» The task: From the entries below, count the lines with "的像总偏向蜡烛". Write only the count.

» Data listing:
::::::::::
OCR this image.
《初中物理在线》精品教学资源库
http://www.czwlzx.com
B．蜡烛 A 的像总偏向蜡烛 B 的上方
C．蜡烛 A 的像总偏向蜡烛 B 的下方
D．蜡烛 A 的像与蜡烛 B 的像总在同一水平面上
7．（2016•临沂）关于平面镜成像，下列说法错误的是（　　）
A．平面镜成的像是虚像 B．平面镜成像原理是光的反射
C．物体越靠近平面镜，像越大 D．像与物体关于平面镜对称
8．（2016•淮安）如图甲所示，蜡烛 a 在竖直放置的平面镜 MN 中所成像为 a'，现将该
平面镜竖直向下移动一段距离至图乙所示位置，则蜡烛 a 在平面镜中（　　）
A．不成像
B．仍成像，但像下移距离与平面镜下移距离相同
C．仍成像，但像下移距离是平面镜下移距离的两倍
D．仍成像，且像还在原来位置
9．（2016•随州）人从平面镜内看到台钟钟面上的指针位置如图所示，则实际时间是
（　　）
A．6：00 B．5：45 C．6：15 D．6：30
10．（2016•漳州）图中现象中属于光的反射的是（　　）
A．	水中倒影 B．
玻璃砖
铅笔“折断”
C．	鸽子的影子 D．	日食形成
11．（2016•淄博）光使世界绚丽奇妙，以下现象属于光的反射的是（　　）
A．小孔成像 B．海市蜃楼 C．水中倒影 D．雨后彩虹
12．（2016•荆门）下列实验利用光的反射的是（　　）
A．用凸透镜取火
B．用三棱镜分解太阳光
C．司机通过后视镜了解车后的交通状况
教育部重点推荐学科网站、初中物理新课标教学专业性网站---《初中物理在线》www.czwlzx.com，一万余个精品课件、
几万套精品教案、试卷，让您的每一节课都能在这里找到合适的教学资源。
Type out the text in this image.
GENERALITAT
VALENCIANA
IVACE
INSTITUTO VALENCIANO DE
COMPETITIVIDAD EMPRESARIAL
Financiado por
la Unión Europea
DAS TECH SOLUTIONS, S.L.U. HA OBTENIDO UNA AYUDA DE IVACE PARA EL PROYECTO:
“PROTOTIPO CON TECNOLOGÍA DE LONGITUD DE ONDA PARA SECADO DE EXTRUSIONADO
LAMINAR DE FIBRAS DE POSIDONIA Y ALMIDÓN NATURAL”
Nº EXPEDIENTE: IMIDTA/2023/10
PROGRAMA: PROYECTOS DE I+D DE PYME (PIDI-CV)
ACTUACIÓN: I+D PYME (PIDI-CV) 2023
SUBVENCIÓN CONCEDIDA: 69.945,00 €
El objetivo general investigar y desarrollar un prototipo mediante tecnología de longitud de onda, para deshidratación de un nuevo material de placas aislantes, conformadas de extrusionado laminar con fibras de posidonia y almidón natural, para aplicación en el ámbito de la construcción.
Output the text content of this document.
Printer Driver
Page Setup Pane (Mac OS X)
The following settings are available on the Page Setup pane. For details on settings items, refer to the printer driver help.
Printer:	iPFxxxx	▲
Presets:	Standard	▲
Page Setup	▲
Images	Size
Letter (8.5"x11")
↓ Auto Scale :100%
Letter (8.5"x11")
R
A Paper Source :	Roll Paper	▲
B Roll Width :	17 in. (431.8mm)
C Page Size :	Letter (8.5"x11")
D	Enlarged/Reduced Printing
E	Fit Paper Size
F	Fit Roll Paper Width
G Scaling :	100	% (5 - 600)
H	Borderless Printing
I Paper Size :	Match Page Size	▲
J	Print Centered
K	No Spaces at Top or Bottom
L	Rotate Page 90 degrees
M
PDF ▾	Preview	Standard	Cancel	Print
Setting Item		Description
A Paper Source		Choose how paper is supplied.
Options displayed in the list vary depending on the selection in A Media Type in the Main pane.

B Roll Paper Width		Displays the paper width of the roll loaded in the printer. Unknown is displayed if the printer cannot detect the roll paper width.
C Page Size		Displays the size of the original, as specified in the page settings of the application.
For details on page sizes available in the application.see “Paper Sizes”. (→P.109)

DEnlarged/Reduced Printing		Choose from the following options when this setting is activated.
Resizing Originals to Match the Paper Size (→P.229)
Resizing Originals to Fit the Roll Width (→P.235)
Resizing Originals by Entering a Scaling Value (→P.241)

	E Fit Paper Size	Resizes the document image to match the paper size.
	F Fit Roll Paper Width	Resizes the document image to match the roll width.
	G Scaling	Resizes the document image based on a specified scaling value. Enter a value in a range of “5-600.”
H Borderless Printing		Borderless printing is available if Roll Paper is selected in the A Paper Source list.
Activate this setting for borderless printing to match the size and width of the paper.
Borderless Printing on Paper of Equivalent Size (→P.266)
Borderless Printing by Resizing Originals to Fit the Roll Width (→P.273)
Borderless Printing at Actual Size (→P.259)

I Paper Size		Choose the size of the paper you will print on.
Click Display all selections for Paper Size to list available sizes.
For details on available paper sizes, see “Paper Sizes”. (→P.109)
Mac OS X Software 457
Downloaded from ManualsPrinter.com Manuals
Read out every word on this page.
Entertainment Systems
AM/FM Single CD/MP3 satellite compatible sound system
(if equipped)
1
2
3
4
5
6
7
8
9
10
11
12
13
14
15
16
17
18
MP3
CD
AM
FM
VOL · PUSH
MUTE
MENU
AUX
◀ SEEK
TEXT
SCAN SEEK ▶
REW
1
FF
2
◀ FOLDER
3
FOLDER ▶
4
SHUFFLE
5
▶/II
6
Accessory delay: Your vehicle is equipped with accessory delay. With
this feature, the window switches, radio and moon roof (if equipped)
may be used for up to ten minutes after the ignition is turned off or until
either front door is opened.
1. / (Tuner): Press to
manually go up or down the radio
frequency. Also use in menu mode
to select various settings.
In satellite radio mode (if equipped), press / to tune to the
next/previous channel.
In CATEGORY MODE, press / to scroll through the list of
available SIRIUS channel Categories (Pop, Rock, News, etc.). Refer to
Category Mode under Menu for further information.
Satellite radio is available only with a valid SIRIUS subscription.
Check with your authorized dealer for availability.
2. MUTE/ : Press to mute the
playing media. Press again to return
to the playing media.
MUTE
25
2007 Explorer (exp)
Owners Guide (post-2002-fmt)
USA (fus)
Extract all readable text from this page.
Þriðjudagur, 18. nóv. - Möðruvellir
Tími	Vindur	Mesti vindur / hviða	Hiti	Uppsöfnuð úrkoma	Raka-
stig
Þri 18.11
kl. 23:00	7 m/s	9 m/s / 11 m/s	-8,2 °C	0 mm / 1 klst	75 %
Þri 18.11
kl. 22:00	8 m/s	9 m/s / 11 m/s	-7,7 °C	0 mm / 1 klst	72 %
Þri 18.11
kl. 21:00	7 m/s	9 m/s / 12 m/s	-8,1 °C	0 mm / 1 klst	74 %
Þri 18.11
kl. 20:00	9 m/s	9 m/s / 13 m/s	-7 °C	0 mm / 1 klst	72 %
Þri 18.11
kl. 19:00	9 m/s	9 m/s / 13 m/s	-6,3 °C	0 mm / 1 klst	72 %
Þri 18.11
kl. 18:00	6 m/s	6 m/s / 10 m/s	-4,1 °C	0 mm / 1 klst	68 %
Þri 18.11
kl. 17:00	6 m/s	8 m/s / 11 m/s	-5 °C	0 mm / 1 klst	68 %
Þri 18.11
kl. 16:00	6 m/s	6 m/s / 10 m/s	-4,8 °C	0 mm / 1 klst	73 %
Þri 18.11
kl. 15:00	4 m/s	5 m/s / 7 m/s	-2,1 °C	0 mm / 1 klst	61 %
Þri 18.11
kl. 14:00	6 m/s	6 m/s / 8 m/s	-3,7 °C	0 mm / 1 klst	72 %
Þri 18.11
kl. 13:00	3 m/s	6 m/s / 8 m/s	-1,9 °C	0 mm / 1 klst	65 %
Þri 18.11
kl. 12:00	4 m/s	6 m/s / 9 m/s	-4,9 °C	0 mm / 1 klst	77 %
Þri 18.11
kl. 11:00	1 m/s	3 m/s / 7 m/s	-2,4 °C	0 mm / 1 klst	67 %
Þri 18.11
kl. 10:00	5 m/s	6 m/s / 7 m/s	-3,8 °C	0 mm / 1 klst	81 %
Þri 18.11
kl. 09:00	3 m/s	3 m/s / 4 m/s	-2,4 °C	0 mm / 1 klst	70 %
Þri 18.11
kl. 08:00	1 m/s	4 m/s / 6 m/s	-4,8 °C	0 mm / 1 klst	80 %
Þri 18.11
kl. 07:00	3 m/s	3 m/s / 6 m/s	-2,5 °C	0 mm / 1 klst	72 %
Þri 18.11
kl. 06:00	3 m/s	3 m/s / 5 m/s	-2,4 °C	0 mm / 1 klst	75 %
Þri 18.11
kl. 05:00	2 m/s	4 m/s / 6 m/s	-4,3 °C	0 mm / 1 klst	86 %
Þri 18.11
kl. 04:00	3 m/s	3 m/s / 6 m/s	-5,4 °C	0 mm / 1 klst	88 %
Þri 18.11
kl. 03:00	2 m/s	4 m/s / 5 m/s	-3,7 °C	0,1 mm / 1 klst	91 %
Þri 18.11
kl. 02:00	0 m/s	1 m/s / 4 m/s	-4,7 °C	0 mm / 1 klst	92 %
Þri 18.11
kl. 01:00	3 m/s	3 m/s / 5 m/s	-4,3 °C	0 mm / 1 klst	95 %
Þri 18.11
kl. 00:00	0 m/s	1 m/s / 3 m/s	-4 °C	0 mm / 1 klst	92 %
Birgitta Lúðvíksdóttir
::::::::::
» Response to this task: 2